> _What is asked_
Go through the material below and copy each line where the word "stats" appears.

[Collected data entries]
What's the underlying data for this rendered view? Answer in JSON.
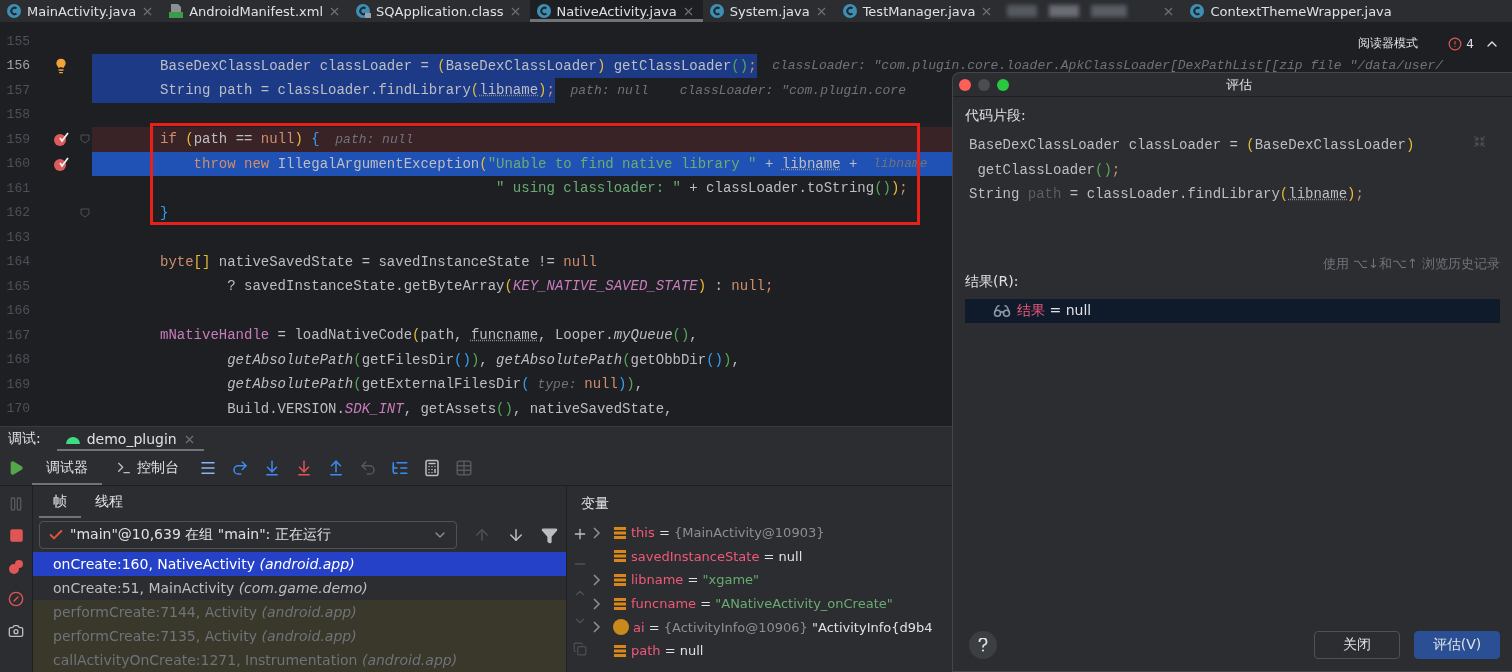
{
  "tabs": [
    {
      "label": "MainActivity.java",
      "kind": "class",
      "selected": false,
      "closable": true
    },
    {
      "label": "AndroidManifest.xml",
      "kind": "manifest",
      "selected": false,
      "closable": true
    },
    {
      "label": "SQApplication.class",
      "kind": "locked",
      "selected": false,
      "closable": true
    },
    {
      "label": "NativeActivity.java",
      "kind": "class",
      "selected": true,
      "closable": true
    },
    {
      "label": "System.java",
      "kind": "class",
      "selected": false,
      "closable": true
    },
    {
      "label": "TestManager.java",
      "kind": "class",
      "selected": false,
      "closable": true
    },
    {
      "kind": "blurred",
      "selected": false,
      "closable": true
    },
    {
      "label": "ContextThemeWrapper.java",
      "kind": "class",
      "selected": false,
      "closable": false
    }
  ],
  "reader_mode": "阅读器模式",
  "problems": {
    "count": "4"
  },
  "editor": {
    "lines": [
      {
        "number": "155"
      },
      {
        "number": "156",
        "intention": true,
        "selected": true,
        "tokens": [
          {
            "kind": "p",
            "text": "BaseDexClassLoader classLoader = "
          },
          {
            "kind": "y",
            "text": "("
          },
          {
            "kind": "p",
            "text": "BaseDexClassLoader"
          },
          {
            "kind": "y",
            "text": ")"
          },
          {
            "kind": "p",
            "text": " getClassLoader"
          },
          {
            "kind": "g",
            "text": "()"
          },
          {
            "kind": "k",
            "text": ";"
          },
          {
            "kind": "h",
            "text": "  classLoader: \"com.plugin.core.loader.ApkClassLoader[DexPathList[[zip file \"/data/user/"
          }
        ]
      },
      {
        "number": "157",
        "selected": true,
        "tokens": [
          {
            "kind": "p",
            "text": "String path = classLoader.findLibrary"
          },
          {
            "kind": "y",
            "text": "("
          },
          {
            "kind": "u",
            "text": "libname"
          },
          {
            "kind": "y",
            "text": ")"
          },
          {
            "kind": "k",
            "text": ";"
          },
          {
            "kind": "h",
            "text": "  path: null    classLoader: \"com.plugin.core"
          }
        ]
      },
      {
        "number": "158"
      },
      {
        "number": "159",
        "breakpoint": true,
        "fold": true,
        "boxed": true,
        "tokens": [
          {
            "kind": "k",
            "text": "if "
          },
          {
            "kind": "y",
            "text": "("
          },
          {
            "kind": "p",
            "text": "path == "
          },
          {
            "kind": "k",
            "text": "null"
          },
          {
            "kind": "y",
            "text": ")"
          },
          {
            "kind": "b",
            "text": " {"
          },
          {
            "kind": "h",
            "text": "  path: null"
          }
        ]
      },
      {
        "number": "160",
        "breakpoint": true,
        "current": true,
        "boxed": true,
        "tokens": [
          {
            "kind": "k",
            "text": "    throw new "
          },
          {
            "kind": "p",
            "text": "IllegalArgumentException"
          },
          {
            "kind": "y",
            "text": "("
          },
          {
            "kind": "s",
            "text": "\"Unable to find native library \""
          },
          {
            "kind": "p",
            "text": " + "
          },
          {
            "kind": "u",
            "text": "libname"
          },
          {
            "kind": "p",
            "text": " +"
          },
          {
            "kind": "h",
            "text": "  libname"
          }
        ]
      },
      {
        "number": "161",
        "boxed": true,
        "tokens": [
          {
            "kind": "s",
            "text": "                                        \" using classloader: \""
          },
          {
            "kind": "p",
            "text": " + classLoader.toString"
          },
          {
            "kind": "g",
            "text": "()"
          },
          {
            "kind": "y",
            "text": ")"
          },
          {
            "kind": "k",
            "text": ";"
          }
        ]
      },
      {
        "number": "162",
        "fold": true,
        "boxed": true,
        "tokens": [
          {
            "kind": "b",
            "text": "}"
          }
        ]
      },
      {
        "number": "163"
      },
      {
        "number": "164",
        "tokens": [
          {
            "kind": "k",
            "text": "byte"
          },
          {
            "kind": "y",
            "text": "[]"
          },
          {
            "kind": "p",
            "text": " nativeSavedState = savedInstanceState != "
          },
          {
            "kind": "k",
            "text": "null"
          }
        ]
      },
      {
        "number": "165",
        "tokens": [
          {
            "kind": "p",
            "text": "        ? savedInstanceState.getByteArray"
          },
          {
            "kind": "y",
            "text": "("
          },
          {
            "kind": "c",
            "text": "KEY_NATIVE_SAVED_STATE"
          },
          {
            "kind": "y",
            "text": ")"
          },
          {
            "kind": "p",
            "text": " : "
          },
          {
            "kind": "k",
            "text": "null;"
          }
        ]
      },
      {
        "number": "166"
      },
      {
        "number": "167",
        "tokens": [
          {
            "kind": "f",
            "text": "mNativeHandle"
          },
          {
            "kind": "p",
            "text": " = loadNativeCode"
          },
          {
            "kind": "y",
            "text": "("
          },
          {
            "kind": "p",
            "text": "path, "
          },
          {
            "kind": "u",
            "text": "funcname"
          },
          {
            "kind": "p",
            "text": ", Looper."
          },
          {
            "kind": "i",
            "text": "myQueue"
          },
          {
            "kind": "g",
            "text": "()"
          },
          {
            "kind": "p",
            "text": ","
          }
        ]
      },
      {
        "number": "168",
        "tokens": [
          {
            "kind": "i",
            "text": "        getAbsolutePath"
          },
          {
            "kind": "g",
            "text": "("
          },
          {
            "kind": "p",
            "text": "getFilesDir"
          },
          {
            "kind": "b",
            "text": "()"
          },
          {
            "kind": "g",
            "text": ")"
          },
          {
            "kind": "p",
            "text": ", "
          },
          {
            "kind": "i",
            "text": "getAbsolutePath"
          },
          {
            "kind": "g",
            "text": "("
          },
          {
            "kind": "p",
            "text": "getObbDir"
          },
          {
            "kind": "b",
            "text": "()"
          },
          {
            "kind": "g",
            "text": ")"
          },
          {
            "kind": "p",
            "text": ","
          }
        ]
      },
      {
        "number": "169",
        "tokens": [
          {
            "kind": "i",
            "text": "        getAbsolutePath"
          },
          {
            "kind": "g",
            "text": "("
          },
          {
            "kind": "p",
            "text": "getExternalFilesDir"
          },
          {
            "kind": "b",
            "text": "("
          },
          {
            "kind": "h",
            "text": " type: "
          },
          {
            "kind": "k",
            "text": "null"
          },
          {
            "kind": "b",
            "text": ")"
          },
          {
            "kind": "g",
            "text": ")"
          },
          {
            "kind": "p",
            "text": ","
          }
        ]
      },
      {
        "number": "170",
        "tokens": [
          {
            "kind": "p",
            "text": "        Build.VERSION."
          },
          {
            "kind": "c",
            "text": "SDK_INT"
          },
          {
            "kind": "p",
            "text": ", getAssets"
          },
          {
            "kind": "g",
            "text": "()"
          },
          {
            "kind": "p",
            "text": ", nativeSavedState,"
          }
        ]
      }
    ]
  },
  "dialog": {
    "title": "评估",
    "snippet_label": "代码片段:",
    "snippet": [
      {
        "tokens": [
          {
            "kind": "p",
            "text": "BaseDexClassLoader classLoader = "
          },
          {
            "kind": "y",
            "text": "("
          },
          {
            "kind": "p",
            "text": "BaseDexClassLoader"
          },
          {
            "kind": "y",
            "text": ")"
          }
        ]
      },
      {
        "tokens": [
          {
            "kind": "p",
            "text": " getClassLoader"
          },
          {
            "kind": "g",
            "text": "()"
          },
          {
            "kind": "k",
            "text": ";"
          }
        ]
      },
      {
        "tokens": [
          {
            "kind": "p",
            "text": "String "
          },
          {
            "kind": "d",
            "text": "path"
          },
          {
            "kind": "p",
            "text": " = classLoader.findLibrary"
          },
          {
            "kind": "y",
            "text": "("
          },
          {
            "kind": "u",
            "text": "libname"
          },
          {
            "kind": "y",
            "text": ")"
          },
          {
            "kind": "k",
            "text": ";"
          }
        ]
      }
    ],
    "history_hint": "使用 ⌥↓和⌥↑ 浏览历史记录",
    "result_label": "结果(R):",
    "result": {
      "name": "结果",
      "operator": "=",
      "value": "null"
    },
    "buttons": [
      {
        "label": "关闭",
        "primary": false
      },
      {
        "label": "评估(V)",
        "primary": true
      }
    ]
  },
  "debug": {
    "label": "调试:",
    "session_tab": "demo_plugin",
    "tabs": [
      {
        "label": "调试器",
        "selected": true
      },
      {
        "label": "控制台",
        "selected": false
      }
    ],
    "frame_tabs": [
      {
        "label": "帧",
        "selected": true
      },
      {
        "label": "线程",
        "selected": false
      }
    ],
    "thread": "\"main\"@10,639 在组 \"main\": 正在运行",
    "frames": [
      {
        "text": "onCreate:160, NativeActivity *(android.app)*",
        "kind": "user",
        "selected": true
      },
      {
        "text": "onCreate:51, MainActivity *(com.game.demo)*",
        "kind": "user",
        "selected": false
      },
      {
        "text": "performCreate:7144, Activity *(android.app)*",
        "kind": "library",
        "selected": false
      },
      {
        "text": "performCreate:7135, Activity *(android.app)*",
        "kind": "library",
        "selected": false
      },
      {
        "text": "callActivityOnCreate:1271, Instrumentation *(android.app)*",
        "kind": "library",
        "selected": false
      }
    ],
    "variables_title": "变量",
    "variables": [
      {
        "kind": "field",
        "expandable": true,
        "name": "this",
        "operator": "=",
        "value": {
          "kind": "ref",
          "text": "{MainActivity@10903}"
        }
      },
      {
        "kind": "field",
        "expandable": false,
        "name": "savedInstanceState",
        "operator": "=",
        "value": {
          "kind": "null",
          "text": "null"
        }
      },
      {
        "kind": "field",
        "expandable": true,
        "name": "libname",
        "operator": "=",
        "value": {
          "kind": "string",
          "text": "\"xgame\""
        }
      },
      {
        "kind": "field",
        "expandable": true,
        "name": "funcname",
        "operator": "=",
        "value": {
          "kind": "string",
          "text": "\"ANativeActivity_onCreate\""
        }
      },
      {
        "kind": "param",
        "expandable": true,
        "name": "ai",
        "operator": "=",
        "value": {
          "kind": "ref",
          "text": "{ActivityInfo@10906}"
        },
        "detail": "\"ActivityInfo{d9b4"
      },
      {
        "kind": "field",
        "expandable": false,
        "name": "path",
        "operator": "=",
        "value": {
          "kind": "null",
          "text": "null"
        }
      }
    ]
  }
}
* * *
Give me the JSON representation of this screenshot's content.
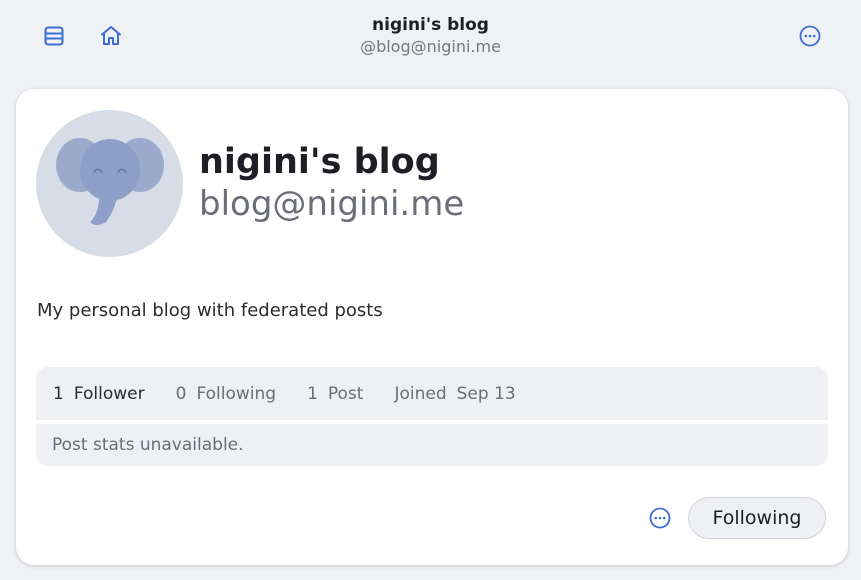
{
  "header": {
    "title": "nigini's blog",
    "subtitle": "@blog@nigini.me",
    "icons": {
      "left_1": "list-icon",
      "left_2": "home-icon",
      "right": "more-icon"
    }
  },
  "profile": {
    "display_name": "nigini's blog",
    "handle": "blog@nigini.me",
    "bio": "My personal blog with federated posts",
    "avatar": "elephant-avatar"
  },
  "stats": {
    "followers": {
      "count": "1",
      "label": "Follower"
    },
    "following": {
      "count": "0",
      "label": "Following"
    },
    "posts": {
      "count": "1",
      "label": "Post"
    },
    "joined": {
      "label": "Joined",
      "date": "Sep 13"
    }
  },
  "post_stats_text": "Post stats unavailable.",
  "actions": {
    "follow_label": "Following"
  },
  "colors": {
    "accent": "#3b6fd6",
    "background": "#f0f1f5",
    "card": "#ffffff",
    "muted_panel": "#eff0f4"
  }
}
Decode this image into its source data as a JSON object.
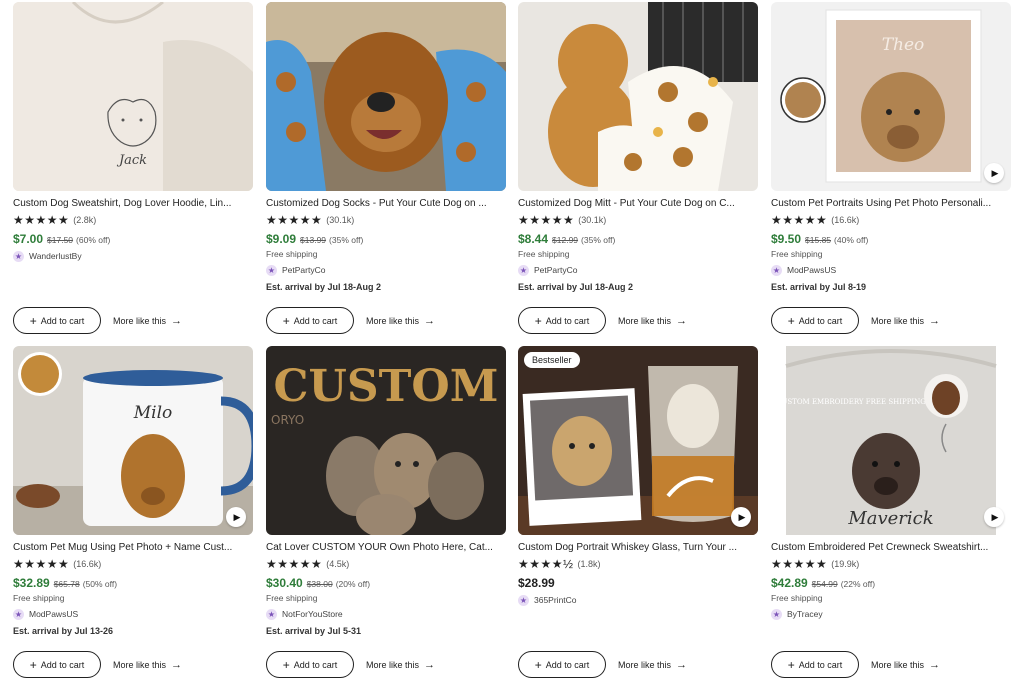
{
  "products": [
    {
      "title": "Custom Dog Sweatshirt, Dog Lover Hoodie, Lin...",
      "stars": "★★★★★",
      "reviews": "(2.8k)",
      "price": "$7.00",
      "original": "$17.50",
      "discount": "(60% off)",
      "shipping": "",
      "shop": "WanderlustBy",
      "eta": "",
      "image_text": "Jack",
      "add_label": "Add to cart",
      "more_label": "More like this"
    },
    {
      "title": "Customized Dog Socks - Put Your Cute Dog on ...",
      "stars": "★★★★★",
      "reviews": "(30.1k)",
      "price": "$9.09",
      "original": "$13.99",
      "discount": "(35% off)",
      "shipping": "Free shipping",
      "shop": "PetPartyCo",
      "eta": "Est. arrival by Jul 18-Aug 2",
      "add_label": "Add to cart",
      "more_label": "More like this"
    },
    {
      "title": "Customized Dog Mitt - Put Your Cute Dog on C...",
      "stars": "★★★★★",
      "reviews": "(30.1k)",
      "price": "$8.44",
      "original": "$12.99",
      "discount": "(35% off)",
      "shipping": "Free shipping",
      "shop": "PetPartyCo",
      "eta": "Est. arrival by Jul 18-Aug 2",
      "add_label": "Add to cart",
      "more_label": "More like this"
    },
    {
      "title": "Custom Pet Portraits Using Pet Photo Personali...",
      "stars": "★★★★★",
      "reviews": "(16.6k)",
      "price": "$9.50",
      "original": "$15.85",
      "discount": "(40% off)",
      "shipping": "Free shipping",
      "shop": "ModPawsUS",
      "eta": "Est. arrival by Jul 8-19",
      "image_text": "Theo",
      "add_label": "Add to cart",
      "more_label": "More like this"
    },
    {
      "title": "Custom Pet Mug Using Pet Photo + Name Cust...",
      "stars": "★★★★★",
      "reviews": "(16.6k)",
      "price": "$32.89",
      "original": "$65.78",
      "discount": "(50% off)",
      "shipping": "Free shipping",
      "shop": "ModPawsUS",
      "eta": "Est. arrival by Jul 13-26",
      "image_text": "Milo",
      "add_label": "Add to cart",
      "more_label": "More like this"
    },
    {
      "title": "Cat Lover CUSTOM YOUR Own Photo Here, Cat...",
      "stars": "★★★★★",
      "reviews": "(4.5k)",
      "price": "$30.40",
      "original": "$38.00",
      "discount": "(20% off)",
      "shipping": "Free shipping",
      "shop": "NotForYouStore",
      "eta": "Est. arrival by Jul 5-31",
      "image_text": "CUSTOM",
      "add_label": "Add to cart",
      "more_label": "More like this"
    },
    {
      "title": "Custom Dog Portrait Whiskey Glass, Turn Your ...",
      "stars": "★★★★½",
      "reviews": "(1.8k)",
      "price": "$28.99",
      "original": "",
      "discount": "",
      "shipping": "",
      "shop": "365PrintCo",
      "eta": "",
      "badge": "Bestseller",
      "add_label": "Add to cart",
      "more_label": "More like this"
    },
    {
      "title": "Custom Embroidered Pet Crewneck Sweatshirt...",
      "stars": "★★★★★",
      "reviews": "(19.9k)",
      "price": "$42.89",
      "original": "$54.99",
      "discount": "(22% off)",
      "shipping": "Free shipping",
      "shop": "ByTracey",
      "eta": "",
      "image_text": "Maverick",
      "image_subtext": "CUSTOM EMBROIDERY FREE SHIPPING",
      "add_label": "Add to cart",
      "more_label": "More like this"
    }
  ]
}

> _Expected answer_
  "stats": {
  "post_stats_text": "Post stats unavailable.",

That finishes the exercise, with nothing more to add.